◆ **Supplied records**
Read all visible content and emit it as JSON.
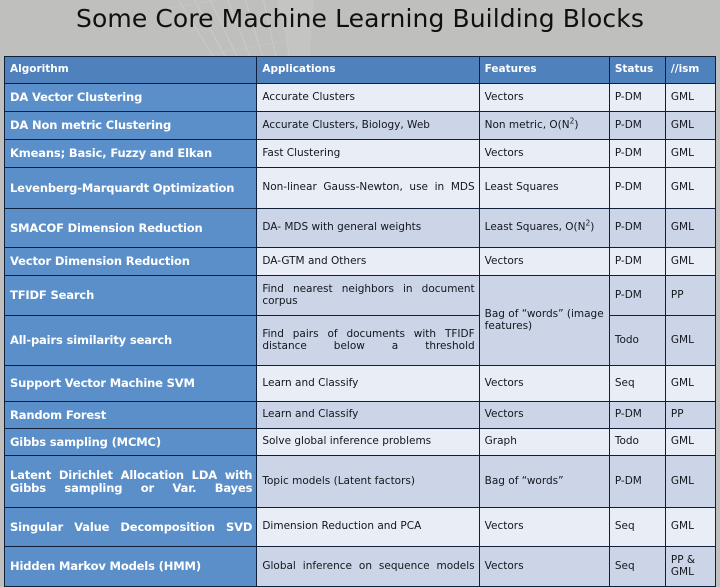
{
  "page": {
    "title": "Some Core Machine Learning Building Blocks",
    "background_color": "#bfbfbd",
    "accent_color": "#4f81bd",
    "algorithm_column_color": "#5b8fc9",
    "row_light_color": "#e9edf6",
    "row_dark_color": "#ccd5e8"
  },
  "table": {
    "columns": [
      "Algorithm",
      "Applications",
      "Features",
      "Status",
      "//ism"
    ],
    "rows": [
      {
        "algorithm": "DA Vector Clustering",
        "applications": "Accurate Clusters",
        "features": "Vectors",
        "status": "P-DM",
        "ism": "GML"
      },
      {
        "algorithm": "DA Non metric Clustering",
        "applications": "Accurate Clusters, Biology, Web",
        "features": "Non metric, O(N2)",
        "features_base": "Non metric, O(N",
        "features_sup": "2",
        "features_tail": ")",
        "status": "P-DM",
        "ism": "GML"
      },
      {
        "algorithm": "Kmeans; Basic, Fuzzy and Elkan",
        "applications": "Fast Clustering",
        "features": "Vectors",
        "status": "P-DM",
        "ism": "GML"
      },
      {
        "algorithm": "Levenberg-Marquardt Optimization",
        "applications": "Non-linear Gauss-Newton, use in MDS",
        "features": "Least Squares",
        "status": "P-DM",
        "ism": "GML"
      },
      {
        "algorithm": "SMACOF Dimension Reduction",
        "applications": "DA- MDS with general weights",
        "features": "Least Squares, O(N2)",
        "features_base": "Least         Squares, O(N",
        "features_sup": "2",
        "features_tail": ")",
        "status": "P-DM",
        "ism": "GML"
      },
      {
        "algorithm": "Vector Dimension Reduction",
        "applications": "DA-GTM and Others",
        "features": "Vectors",
        "status": "P-DM",
        "ism": "GML"
      },
      {
        "algorithm": "TFIDF Search",
        "applications": "Find nearest neighbors in document corpus",
        "features": "Bag of “words” (image features)",
        "features_rowspan": 2,
        "status": "P-DM",
        "ism": "PP"
      },
      {
        "algorithm": "All-pairs similarity search",
        "applications": "Find pairs of documents with TFIDF distance below a threshold",
        "features": null,
        "status": "Todo",
        "ism": "GML"
      },
      {
        "algorithm": "Support Vector Machine SVM",
        "applications": "Learn and Classify",
        "features": "Vectors",
        "status": "Seq",
        "ism": "GML"
      },
      {
        "algorithm": "Random Forest",
        "applications": "Learn and Classify",
        "features": "Vectors",
        "status": "P-DM",
        "ism": "PP"
      },
      {
        "algorithm": "Gibbs sampling (MCMC)",
        "applications": "Solve global inference problems",
        "features": "Graph",
        "status": "Todo",
        "ism": "GML"
      },
      {
        "algorithm": "Latent Dirichlet Allocation LDA with Gibbs sampling or Var. Bayes",
        "applications": "Topic models (Latent factors)",
        "features": "Bag of “words”",
        "status": "P-DM",
        "ism": "GML"
      },
      {
        "algorithm": "Singular Value Decomposition SVD",
        "applications": "Dimension Reduction and PCA",
        "features": "Vectors",
        "status": "Seq",
        "ism": "GML"
      },
      {
        "algorithm": "Hidden Markov Models (HMM)",
        "applications": "Global inference on sequence models",
        "features": "Vectors",
        "status": "Seq",
        "ism": "PP & GML"
      }
    ]
  }
}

◆ **Your goal**
All records must be output exactly as they are, except for the pictures, which are left out.

◆ **Solution for this problem**
Read all visible content and emit it as JSON.
{
  "page": {
    "title": "Some Core Machine Learning Building Blocks",
    "background_color": "#bfbfbd",
    "accent_color": "#4f81bd",
    "algorithm_column_color": "#5b8fc9",
    "row_light_color": "#e9edf6",
    "row_dark_color": "#ccd5e8"
  },
  "table": {
    "columns": [
      "Algorithm",
      "Applications",
      "Features",
      "Status",
      "//ism"
    ],
    "rows": [
      {
        "algorithm": "DA Vector Clustering",
        "applications": "Accurate Clusters",
        "features": "Vectors",
        "status": "P-DM",
        "ism": "GML"
      },
      {
        "algorithm": "DA Non metric Clustering",
        "applications": "Accurate Clusters, Biology, Web",
        "features": "Non metric, O(N2)",
        "features_base": "Non metric, O(N",
        "features_sup": "2",
        "features_tail": ")",
        "status": "P-DM",
        "ism": "GML"
      },
      {
        "algorithm": "Kmeans; Basic, Fuzzy and Elkan",
        "applications": "Fast Clustering",
        "features": "Vectors",
        "status": "P-DM",
        "ism": "GML"
      },
      {
        "algorithm": "Levenberg-Marquardt Optimization",
        "applications": "Non-linear Gauss-Newton, use in MDS",
        "features": "Least Squares",
        "status": "P-DM",
        "ism": "GML"
      },
      {
        "algorithm": "SMACOF Dimension Reduction",
        "applications": "DA- MDS with general weights",
        "features": "Least Squares, O(N2)",
        "features_base": "Least         Squares, O(N",
        "features_sup": "2",
        "features_tail": ")",
        "status": "P-DM",
        "ism": "GML"
      },
      {
        "algorithm": "Vector Dimension Reduction",
        "applications": "DA-GTM and Others",
        "features": "Vectors",
        "status": "P-DM",
        "ism": "GML"
      },
      {
        "algorithm": "TFIDF Search",
        "applications": "Find nearest neighbors in document corpus",
        "features": "Bag of “words” (image features)",
        "features_rowspan": 2,
        "status": "P-DM",
        "ism": "PP"
      },
      {
        "algorithm": "All-pairs similarity search",
        "applications": "Find pairs of documents with TFIDF distance below a threshold",
        "features": null,
        "status": "Todo",
        "ism": "GML"
      },
      {
        "algorithm": "Support Vector Machine SVM",
        "applications": "Learn and Classify",
        "features": "Vectors",
        "status": "Seq",
        "ism": "GML"
      },
      {
        "algorithm": "Random Forest",
        "applications": "Learn and Classify",
        "features": "Vectors",
        "status": "P-DM",
        "ism": "PP"
      },
      {
        "algorithm": "Gibbs sampling (MCMC)",
        "applications": "Solve global inference problems",
        "features": "Graph",
        "status": "Todo",
        "ism": "GML"
      },
      {
        "algorithm": "Latent Dirichlet Allocation LDA with Gibbs sampling or Var. Bayes",
        "applications": "Topic models (Latent factors)",
        "features": "Bag of “words”",
        "status": "P-DM",
        "ism": "GML"
      },
      {
        "algorithm": "Singular Value Decomposition SVD",
        "applications": "Dimension Reduction and PCA",
        "features": "Vectors",
        "status": "Seq",
        "ism": "GML"
      },
      {
        "algorithm": "Hidden Markov Models (HMM)",
        "applications": "Global inference on sequence models",
        "features": "Vectors",
        "status": "Seq",
        "ism": "PP & GML"
      }
    ]
  }
}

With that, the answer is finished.